_PROBLEM STATEMENT_
Write out the whole listing again, exactly.

_TASK DATA_

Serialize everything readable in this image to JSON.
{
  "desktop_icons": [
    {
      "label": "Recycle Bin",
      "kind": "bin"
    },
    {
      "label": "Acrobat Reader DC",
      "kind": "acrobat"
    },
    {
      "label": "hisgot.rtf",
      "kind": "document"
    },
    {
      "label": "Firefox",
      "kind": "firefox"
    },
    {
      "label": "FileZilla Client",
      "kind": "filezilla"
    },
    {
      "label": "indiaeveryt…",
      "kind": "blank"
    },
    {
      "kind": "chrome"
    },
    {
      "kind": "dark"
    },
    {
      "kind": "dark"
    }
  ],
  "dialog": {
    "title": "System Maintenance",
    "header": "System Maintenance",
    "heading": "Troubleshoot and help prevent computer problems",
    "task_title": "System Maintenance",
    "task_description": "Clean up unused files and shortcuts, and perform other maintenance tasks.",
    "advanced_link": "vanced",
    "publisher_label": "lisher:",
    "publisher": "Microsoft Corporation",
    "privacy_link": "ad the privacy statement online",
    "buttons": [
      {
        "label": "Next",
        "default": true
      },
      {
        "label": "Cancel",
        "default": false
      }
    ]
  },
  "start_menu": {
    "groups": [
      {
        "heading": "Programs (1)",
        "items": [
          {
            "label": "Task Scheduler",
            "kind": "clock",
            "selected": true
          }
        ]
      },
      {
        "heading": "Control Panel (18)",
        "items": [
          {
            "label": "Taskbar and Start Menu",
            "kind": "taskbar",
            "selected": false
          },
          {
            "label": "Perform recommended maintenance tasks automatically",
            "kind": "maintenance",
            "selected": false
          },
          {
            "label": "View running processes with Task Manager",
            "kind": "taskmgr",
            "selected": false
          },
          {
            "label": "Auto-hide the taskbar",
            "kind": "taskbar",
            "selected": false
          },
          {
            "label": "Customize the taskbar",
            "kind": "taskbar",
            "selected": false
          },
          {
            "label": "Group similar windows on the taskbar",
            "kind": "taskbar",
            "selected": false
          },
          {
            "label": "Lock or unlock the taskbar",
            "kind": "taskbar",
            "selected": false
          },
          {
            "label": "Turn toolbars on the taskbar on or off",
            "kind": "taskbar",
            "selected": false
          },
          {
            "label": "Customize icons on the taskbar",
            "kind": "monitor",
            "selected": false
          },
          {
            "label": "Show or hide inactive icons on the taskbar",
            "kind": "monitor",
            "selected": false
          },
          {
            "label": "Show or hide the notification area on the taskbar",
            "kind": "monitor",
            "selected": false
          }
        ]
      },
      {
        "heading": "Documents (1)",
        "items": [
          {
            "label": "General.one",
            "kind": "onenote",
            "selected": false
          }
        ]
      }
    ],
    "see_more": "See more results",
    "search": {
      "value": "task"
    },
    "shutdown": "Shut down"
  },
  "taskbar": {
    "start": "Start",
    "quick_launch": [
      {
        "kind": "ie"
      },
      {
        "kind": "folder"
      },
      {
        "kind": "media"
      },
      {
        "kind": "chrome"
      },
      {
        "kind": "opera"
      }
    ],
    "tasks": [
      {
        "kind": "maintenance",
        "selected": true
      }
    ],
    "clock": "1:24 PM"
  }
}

_WRITTEN RESPONSE_
Serialize everything readable in this image to JSON.
{
  "desktop_icons": [
    {
      "label": "Recycle Bin",
      "kind": "bin"
    },
    {
      "label": "Acrobat Reader DC",
      "kind": "acrobat"
    },
    {
      "label": "hisgot.rtf",
      "kind": "document"
    },
    {
      "label": "Firefox",
      "kind": "firefox"
    },
    {
      "label": "FileZilla Client",
      "kind": "filezilla"
    },
    {
      "label": "indiaeveryt…",
      "kind": "blank"
    },
    {
      "kind": "chrome"
    },
    {
      "kind": "dark"
    },
    {
      "kind": "dark"
    }
  ],
  "dialog": {
    "title": "System Maintenance",
    "header": "System Maintenance",
    "heading": "Troubleshoot and help prevent computer problems",
    "task_title": "System Maintenance",
    "task_description": "Clean up unused files and shortcuts, and perform other maintenance tasks.",
    "advanced_link": "vanced",
    "publisher_label": "lisher:",
    "publisher": "Microsoft Corporation",
    "privacy_link": "ad the privacy statement online",
    "buttons": [
      {
        "label": "Next",
        "default": true
      },
      {
        "label": "Cancel",
        "default": false
      }
    ]
  },
  "start_menu": {
    "groups": [
      {
        "heading": "Programs (1)",
        "items": [
          {
            "label": "Task Scheduler",
            "kind": "clock",
            "selected": true
          }
        ]
      },
      {
        "heading": "Control Panel (18)",
        "items": [
          {
            "label": "Taskbar and Start Menu",
            "kind": "taskbar",
            "selected": false
          },
          {
            "label": "Perform recommended maintenance tasks automatically",
            "kind": "maintenance",
            "selected": false
          },
          {
            "label": "View running processes with Task Manager",
            "kind": "taskmgr",
            "selected": false
          },
          {
            "label": "Auto-hide the taskbar",
            "kind": "taskbar",
            "selected": false
          },
          {
            "label": "Customize the taskbar",
            "kind": "taskbar",
            "selected": false
          },
          {
            "label": "Group similar windows on the taskbar",
            "kind": "taskbar",
            "selected": false
          },
          {
            "label": "Lock or unlock the taskbar",
            "kind": "taskbar",
            "selected": false
          },
          {
            "label": "Turn toolbars on the taskbar on or off",
            "kind": "taskbar",
            "selected": false
          },
          {
            "label": "Customize icons on the taskbar",
            "kind": "monitor",
            "selected": false
          },
          {
            "label": "Show or hide inactive icons on the taskbar",
            "kind": "monitor",
            "selected": false
          },
          {
            "label": "Show or hide the notification area on the taskbar",
            "kind": "monitor",
            "selected": false
          }
        ]
      },
      {
        "heading": "Documents (1)",
        "items": [
          {
            "label": "General.one",
            "kind": "onenote",
            "selected": false
          }
        ]
      }
    ],
    "see_more": "See more results",
    "search": {
      "value": "task"
    },
    "shutdown": "Shut down"
  },
  "taskbar": {
    "start": "Start",
    "quick_launch": [
      {
        "kind": "ie"
      },
      {
        "kind": "folder"
      },
      {
        "kind": "media"
      },
      {
        "kind": "chrome"
      },
      {
        "kind": "opera"
      }
    ],
    "tasks": [
      {
        "kind": "maintenance",
        "selected": true
      }
    ],
    "clock": "1:24 PM"
  }
}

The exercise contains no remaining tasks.